- WORK TO DO
Show all lines that include the string "this"; copy each one.
═════ EXTRACTED ENTRIES ═════
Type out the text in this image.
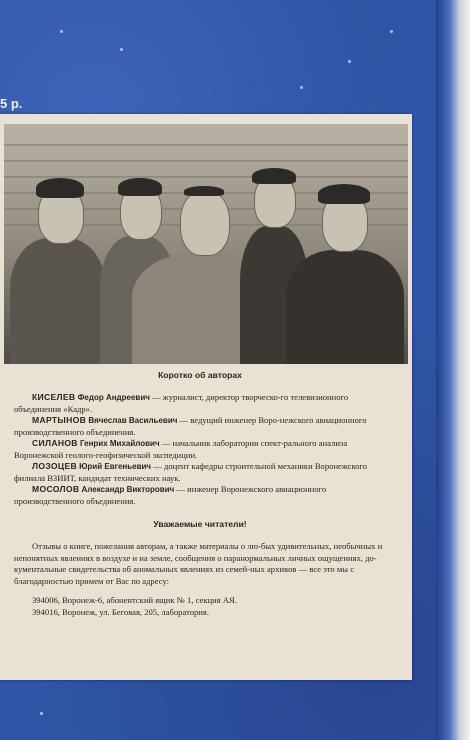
5 р.
Коротко об авторах

КИСЕЛЕВ Федор Андреевич — журналист, директор творческо-го телевизионного объединения «Кадр».

МАРТЫНОВ Вячеслав Васильевич — ведущий инженер Воро-нежского авиационного производственного объединения.

СИЛАНОВ Генрих Михайлович — начальник лаборатории спект-рального анализа Воронежской геолого-геофизической экспедиции.

ЛОЗОЦЕВ Юрий Евгеньевич — доцент кафедры строительной механики Воронежского филиала ВЗИИТ, кандидат технических наук.

МОСОЛОВ Александр Викторович — инженер Воронежского авиационного производственного объединения.

Уважаемые читатели!

Отзывы о книге, пожелания авторам, а также материалы о лю-бых удивительных, необычных и непонятных явлениях в воздухе и на земле, сообщения о паранормальных личных ощущениях, до-кументальные свидетельства об аномальных явлениях из семей-ных архивов — все это мы с благодарностью примем от Вас по адресу:

394006, Воронеж-6, абонентский ящик № 1, секция АЯ.
394016, Воронеж, ул. Беговая, 205, лаборатория.
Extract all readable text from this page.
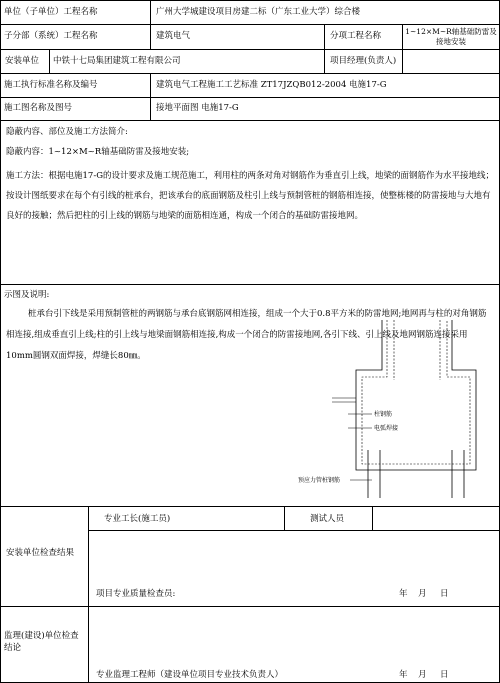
单位（子单位）工程名称	广州大学城建设项目房建二标（广东工业大学）综合楼
子分部（系统）工程名称	建筑电气	分项工程名称	1~12×M~R轴基础防雷及接地安装
安装单位 中铁十七局集团建筑工程有限公司	项目经理(负责人)
施工执行标准名称及编号	建筑电气工程施工工艺标准 ZT17JZQB012-2004 电施17-G
施工图名称及图号	接地平面图 电施17-G
隐蔽内容、部位及施工方法简介:
隐蔽内容：1~12×M~R轴基础防雷及接地安装;
施工方法：根据电施17-G的设计要求及施工规范施工，利用柱的两条对角对钢筋作为垂直引上线，地梁的面钢筋作为水平接地线；按设计图纸要求在每个有引线的桩承台，把该承台的底面钢筋及柱引上线与预制管桩的钢筋相连接，使整栋楼的防雷接地与大地有良好的接触；然后把柱的引上线的钢筋与地梁的面筋相连通，构成一个闭合的基础防雷接地网。
示图及说明:
桩承台引下线是采用预制管桩的两钢筋与承台底钢筋网相连接，组成一个大于0.8平方米的防雷地网;地网再与柱的对角钢筋相连接,组成垂直引上线;柱的引上线与地梁面钢筋相连接,构成一个闭合的防雷接地网,各引下线、引上线及地网钢筋连接采用10mm圆钢双面焊接，焊缝长80㎜。
柱钢筋
电弧焊接
预应力管桩钢筋
安装单位检查结果
专业工长(施工员)	测试人员
项目专业质量检查员:	年 月 日
监理(建设)单位检查结论
专业监理工程师（建设单位项目专业技术负责人）	年 月 日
═════
- OUTPUT
Type out the text in this image.
Extract all readable text from this page.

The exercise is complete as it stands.